>> Start
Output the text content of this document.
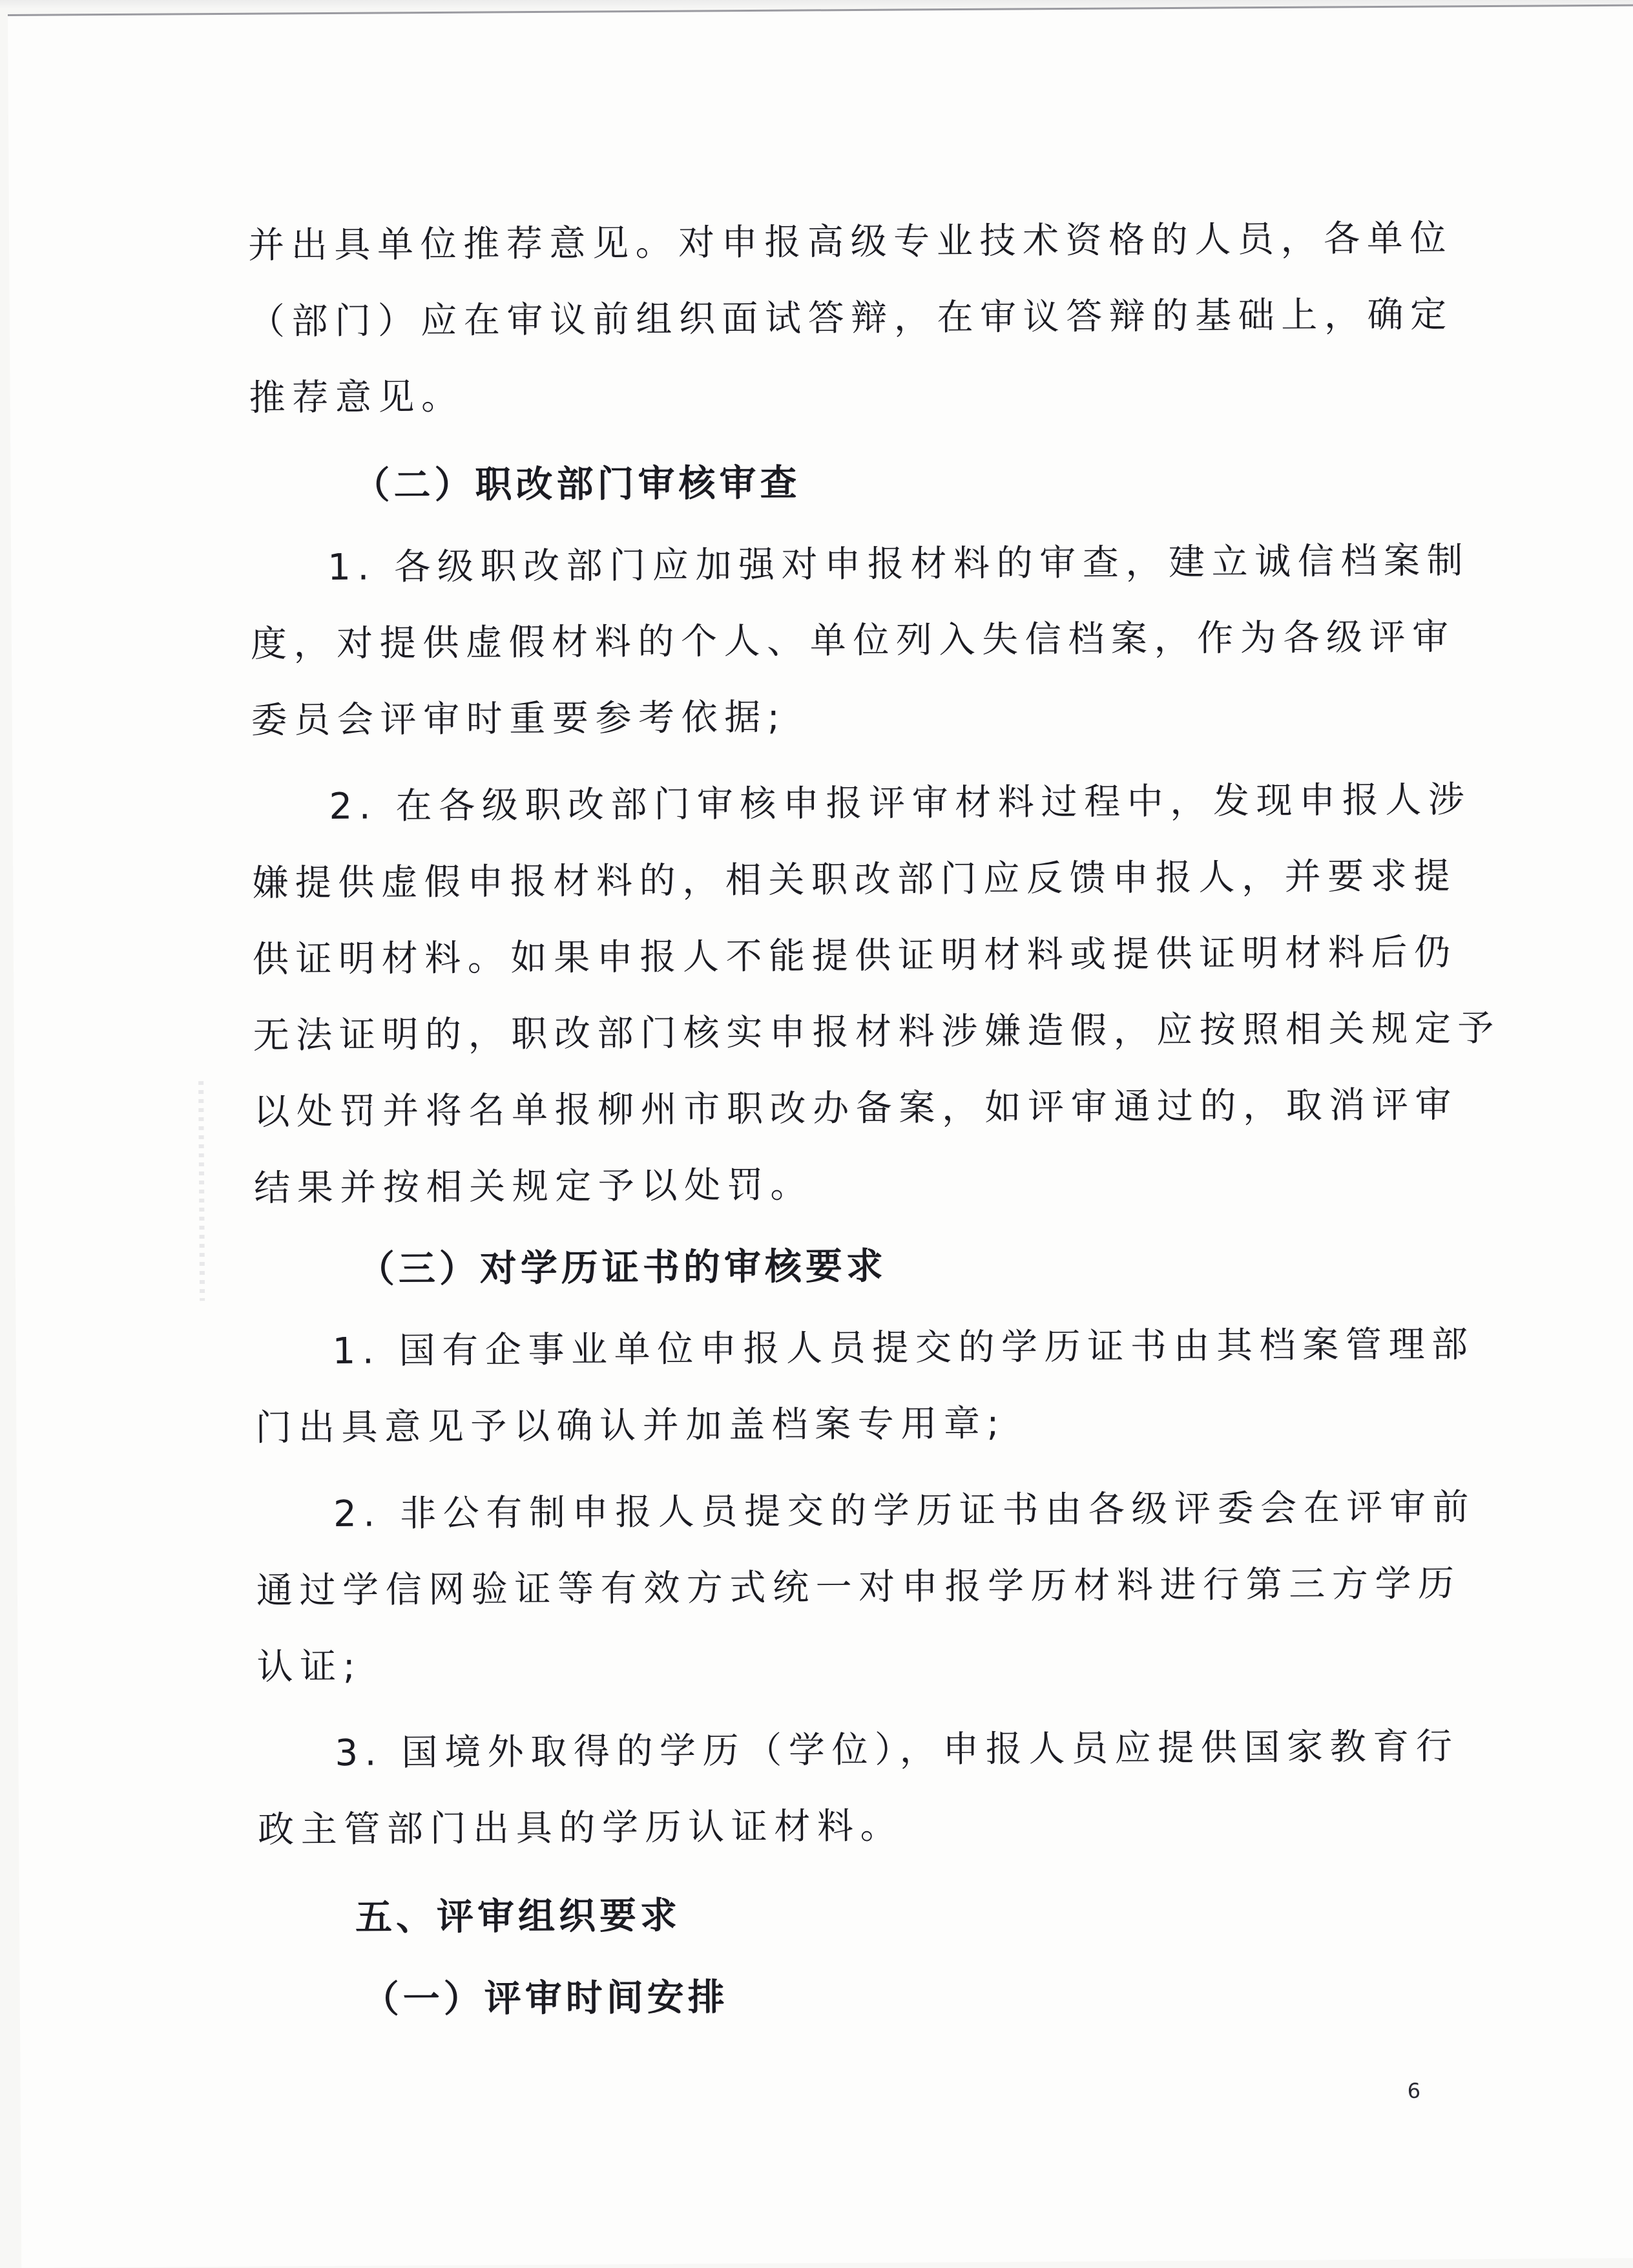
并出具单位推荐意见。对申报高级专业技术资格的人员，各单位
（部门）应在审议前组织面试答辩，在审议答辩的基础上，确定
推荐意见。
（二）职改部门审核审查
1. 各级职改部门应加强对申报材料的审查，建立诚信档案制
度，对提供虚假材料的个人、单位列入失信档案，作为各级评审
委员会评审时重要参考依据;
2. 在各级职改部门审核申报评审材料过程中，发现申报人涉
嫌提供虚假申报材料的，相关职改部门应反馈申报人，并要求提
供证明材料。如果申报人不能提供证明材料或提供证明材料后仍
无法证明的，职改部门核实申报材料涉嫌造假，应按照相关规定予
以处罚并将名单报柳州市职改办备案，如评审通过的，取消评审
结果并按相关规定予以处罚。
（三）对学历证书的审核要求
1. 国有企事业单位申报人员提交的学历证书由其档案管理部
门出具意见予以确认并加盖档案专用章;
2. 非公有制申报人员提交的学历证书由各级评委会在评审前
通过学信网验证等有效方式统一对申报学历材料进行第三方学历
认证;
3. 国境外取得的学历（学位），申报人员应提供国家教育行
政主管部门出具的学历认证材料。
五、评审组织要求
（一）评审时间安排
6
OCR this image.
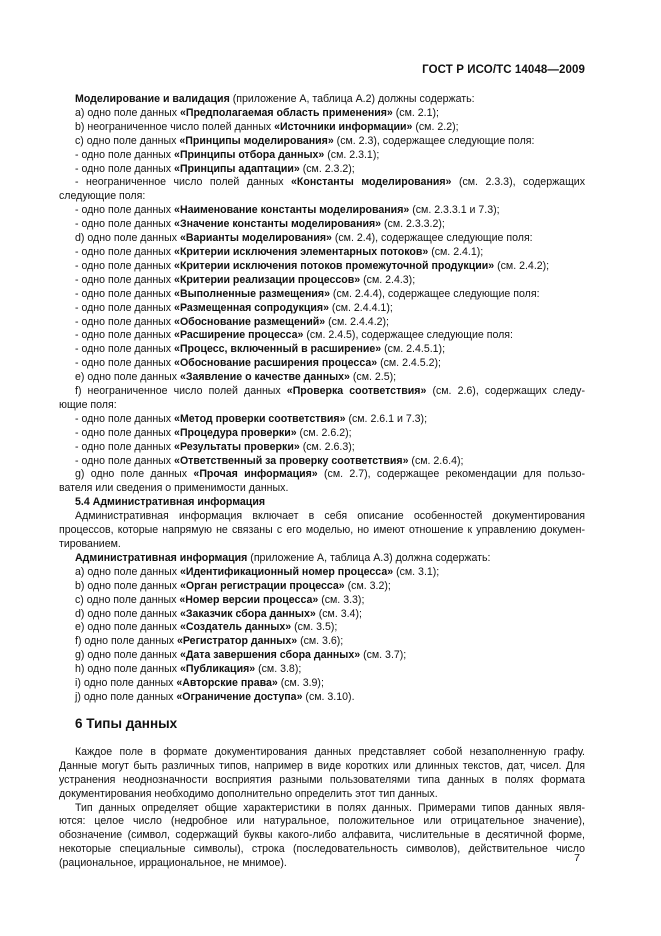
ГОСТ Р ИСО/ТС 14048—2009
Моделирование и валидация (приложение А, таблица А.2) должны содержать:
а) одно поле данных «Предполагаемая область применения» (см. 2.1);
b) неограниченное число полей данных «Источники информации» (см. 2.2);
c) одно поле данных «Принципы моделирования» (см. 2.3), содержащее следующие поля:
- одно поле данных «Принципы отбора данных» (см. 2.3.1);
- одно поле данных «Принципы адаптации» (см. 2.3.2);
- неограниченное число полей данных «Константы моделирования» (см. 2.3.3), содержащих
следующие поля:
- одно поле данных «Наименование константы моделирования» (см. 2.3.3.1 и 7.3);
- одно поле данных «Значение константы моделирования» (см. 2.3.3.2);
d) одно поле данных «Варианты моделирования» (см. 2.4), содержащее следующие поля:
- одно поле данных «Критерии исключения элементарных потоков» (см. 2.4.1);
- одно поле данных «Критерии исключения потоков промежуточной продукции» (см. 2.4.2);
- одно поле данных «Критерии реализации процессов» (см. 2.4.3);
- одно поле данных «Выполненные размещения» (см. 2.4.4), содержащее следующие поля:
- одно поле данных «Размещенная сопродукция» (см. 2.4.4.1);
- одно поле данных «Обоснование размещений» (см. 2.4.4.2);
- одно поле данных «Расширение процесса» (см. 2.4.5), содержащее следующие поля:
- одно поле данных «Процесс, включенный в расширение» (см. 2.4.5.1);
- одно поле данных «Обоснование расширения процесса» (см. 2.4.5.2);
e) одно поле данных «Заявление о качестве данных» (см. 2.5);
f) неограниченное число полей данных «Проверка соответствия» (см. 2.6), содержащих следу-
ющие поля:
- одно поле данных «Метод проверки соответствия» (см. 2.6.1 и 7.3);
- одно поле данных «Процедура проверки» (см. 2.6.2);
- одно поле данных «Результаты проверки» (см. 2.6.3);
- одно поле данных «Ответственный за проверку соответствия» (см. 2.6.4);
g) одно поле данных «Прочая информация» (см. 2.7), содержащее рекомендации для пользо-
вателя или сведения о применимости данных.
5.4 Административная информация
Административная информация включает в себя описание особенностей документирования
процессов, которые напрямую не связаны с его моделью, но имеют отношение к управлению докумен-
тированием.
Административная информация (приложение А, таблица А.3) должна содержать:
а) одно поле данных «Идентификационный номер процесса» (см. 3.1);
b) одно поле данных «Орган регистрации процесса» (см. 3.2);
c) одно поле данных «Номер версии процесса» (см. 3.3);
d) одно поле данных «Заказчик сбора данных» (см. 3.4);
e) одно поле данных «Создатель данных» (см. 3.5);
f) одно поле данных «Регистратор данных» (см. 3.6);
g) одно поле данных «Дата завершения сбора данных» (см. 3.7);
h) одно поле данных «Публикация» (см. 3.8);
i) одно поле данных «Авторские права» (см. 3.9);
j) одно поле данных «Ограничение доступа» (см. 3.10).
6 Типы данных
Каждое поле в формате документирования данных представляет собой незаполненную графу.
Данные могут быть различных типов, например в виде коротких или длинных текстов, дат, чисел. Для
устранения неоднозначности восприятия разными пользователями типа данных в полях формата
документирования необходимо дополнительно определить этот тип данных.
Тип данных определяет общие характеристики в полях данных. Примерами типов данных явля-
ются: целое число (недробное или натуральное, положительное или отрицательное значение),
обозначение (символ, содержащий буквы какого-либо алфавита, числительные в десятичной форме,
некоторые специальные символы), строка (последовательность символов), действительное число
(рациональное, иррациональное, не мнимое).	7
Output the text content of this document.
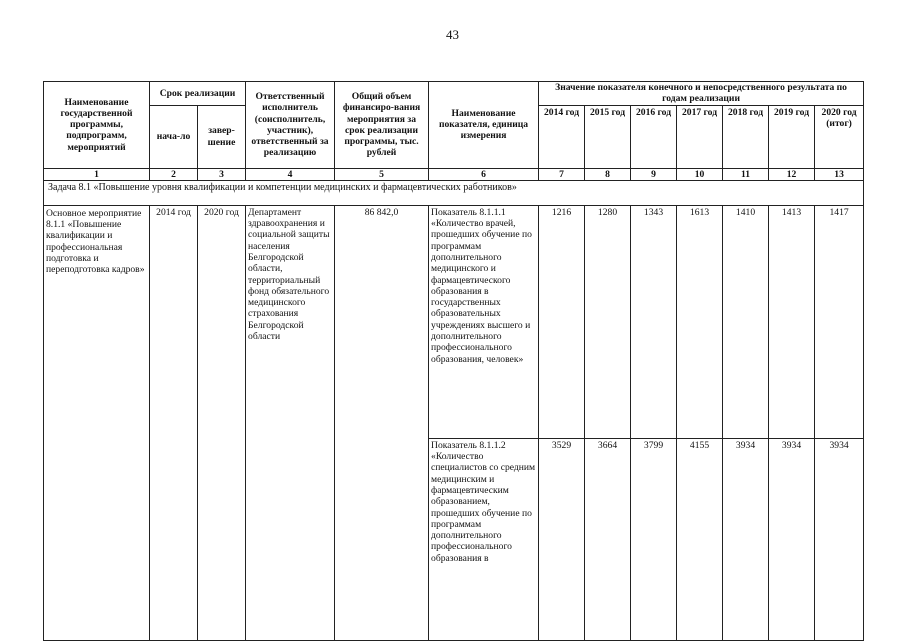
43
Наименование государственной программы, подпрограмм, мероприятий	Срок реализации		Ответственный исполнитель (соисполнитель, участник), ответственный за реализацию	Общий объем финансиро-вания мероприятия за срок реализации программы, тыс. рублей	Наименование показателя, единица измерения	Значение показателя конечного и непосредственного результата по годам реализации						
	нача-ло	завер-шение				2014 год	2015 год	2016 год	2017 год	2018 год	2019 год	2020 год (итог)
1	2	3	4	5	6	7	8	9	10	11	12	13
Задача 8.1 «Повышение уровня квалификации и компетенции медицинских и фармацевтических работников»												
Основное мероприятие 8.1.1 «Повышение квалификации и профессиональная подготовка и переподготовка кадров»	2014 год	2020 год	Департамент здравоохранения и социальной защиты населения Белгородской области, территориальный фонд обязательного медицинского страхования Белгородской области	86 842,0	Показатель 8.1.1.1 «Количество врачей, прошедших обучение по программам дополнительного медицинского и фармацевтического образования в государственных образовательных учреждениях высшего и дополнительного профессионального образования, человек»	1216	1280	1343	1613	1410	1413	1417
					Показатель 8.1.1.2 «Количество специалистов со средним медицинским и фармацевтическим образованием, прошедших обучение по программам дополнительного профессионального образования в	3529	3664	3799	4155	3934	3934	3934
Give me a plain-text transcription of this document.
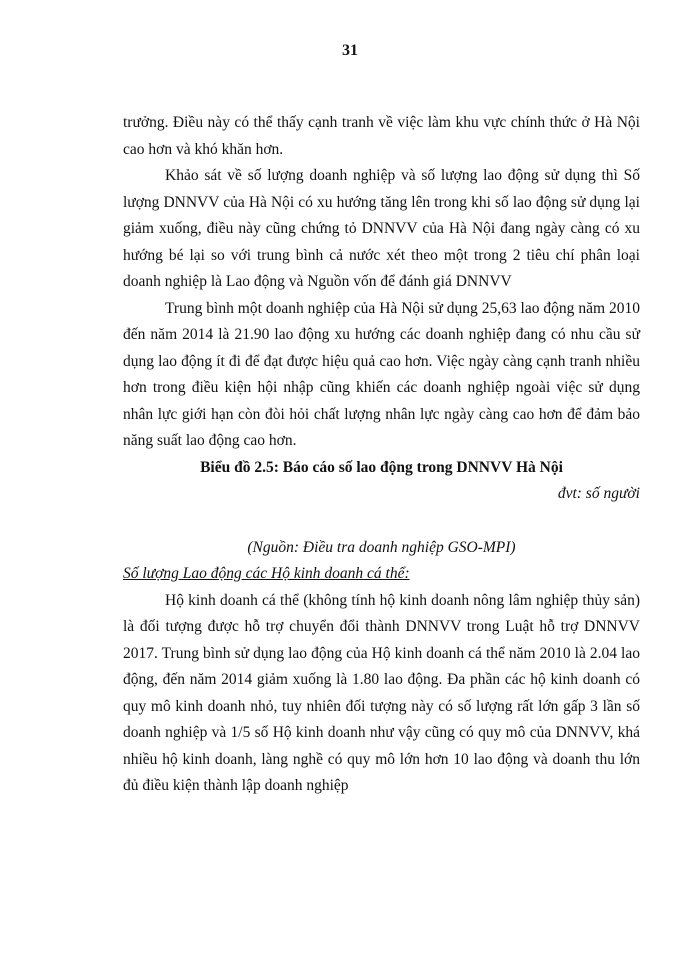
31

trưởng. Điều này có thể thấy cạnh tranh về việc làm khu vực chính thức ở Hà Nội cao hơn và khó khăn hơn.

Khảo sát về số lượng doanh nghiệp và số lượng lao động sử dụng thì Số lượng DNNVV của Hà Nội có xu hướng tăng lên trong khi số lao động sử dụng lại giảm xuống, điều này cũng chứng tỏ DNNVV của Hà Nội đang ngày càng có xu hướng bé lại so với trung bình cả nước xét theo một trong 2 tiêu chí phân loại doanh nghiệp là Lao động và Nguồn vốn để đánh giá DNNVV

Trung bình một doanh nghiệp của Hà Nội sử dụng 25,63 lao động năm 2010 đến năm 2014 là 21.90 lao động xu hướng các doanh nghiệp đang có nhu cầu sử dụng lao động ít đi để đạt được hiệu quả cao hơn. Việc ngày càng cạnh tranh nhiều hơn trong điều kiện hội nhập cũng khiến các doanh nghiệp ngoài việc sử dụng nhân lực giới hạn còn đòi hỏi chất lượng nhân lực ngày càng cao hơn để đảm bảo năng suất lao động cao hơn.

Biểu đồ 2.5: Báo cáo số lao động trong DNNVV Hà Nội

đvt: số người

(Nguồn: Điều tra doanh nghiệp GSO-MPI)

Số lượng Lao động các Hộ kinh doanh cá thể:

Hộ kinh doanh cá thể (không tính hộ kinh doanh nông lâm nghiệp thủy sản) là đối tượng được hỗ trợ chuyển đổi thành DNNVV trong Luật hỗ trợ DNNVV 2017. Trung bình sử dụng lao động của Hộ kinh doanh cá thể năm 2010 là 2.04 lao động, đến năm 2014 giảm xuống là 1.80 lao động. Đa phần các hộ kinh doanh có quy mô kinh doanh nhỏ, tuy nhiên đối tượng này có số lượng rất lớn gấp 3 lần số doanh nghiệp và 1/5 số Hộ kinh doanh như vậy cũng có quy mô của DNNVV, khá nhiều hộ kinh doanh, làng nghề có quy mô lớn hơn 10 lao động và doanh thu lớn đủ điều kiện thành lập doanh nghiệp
>> End
■ **YOUR TASK**:
Copy each line that contains the word "содержать".

■ **RESULT**:
Моделирование и валидация (приложение А, таблица А.2) должны содержать:
Административная информация (приложение А, таблица А.3) должна содержать:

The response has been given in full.